[REQUIREMENT A]
Copy out the entries word for word, from the first line of the entries through the line containing "30, 617, 40]", including both of those lines.

[QUOTED PASSAGE]

STAGE DIRECTIONS, by John Gielgud. Random House, 119 pp., $4.95

NO WRITER ATTRIBUTED

"It is no use my pretending to be an intellectual where the theatre is concerned," Sir John Gielgud writes in his introduction to Stage Directions. "I am, I hope, a professional." His book bears that claim out.

Where Gielgud's first book, Early Stages, Jeans toward autobiography and family history, this sequel is simply an objective appraisal of past performances and possible roles. He begins with a chapter on acting--"Art or Craft"--in which he discusses preparation, makeup, the question of "business," and The Method.

Reminisces on Roles

From there he moves to analyses and reminescences of famous and less famous roles in his experience. His quick studies of Hamlet, Richard II, Cassius, Leontes,. The School for Scandal, and Chekhov are both practical and perceptive, helpful cribs for students as well as for actors. Particularly useful for this Loeb Shakespeare Festival is Gielgud's discussion of Lear, including in an appendix Granville-Barker's notes on the play, from the Old Vic production of 1940.

The book closes with chapters on "Tradition, Style and the Theatre Today" and "Actors and Audiences" which deflate the theatre of the absurd and at the same time remind us that drama is a matter of living moments more than philosophy. "Nothing can compare with the magic of the real occasion," he concludes, "which is to me the true glory of the ephemeral art of the theatre--the living actor appearing before the living audience; the silence, the tension, the entrances and exits, the laughter and applause, the subtle changes between one night's performance and another's." Gielgud writes about what he knows well and sends us more clear-headed to the theatre.

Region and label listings

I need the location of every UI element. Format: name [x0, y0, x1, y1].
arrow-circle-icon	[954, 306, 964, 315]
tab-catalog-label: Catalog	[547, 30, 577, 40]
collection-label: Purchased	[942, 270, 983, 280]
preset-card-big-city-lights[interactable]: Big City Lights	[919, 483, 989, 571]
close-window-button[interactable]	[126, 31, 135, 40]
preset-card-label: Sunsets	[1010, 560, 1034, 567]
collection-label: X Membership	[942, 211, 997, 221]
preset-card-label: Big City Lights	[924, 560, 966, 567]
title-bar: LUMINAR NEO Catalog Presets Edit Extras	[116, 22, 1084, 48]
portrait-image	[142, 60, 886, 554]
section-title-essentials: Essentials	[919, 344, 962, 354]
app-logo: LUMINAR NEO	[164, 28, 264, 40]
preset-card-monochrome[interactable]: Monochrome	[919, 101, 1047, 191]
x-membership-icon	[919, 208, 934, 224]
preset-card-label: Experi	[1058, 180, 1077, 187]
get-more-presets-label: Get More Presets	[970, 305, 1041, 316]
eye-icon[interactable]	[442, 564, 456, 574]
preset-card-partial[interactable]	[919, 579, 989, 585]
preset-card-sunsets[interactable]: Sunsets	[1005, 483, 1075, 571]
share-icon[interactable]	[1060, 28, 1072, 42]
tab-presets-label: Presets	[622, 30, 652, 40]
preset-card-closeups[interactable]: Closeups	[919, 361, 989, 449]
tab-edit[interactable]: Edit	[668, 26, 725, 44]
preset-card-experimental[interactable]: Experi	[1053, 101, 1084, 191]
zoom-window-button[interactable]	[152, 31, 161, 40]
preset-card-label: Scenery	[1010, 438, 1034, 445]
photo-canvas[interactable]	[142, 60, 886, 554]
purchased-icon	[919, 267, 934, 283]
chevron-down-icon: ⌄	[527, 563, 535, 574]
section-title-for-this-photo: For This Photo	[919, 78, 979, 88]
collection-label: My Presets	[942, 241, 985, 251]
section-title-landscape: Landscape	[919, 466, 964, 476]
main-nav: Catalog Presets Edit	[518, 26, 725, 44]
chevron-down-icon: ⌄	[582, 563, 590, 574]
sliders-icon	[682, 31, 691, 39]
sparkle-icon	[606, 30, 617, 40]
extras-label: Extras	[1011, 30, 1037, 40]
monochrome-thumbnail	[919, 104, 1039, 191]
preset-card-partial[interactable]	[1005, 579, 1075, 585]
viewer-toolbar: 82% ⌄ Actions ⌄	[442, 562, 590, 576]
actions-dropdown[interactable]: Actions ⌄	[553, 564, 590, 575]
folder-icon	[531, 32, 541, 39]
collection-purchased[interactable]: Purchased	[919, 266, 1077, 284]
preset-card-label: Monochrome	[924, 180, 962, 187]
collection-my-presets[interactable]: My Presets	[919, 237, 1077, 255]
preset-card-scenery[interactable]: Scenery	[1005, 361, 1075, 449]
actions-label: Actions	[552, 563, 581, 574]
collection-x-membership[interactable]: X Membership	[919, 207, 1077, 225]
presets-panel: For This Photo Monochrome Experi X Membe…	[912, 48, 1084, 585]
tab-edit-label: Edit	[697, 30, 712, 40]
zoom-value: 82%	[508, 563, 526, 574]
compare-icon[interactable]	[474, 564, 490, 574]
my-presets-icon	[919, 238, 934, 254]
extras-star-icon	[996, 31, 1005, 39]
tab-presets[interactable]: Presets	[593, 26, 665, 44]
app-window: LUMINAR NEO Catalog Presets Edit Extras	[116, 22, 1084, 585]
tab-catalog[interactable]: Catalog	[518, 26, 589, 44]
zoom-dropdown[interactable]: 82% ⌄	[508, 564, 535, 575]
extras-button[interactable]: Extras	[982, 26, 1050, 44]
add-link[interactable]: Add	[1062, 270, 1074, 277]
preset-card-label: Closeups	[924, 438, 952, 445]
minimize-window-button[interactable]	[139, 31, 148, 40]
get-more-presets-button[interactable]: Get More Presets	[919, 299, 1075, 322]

[REQUIREMENT B]
In the Gielgud book review, what does Gielgud name as the true glory of the theatre, and what does he say it consists of?

[COMPLETE OUTPUT A]
I need the location of every UI element. Format: name [x0, y0, x1, y1].
arrow-circle-icon	[954, 306, 964, 315]
tab-catalog-label: Catalog	[547, 30, 577, 40]
collection-label: Purchased	[942, 270, 983, 280]
preset-card-big-city-lights[interactable]: Big City Lights	[919, 483, 989, 571]
close-window-button[interactable]	[126, 31, 135, 40]
preset-card-label: Sunsets	[1010, 560, 1034, 567]
collection-label: X Membership	[942, 211, 997, 221]
preset-card-label: Big City Lights	[924, 560, 966, 567]
title-bar: LUMINAR NEO Catalog Presets Edit Extras	[116, 22, 1084, 48]
portrait-image	[142, 60, 886, 554]
section-title-essentials: Essentials	[919, 344, 962, 354]
app-logo: LUMINAR NEO	[164, 28, 264, 40]
preset-card-monochrome[interactable]: Monochrome	[919, 101, 1047, 191]
x-membership-icon	[919, 208, 934, 224]
preset-card-label: Experi	[1058, 180, 1077, 187]
get-more-presets-label: Get More Presets	[970, 305, 1041, 316]
eye-icon[interactable]	[442, 564, 456, 574]
preset-card-partial[interactable]	[919, 579, 989, 585]
preset-card-sunsets[interactable]: Sunsets	[1005, 483, 1075, 571]
share-icon[interactable]	[1060, 28, 1072, 42]
tab-presets-label: Presets	[622, 30, 652, 40]
preset-card-closeups[interactable]: Closeups	[919, 361, 989, 449]
tab-edit[interactable]: Edit	[668, 26, 725, 44]
preset-card-experimental[interactable]: Experi	[1053, 101, 1084, 191]
zoom-window-button[interactable]	[152, 31, 161, 40]
preset-card-label: Scenery	[1010, 438, 1034, 445]
photo-canvas[interactable]	[142, 60, 886, 554]
purchased-icon	[919, 267, 934, 283]
chevron-down-icon: ⌄	[527, 563, 535, 574]
section-title-for-this-photo: For This Photo	[919, 78, 979, 88]
collection-label: My Presets	[942, 241, 985, 251]
section-title-landscape: Landscape	[919, 466, 964, 476]
main-nav: Catalog Presets Edit	[518, 26, 725, 44]
chevron-down-icon: ⌄	[582, 563, 590, 574]
sliders-icon	[682, 31, 691, 39]
sparkle-icon	[606, 30, 617, 40]

[COMPLETE OUTPUT B]
Gielgud says the true glory of the ephemeral art of the theatre is the magic of the real occasion: the living actor appearing before the living audience. He lists the silence, the tension, the entrances and exits, the laughter and applause, and the subtle changes from one night's performance to the next.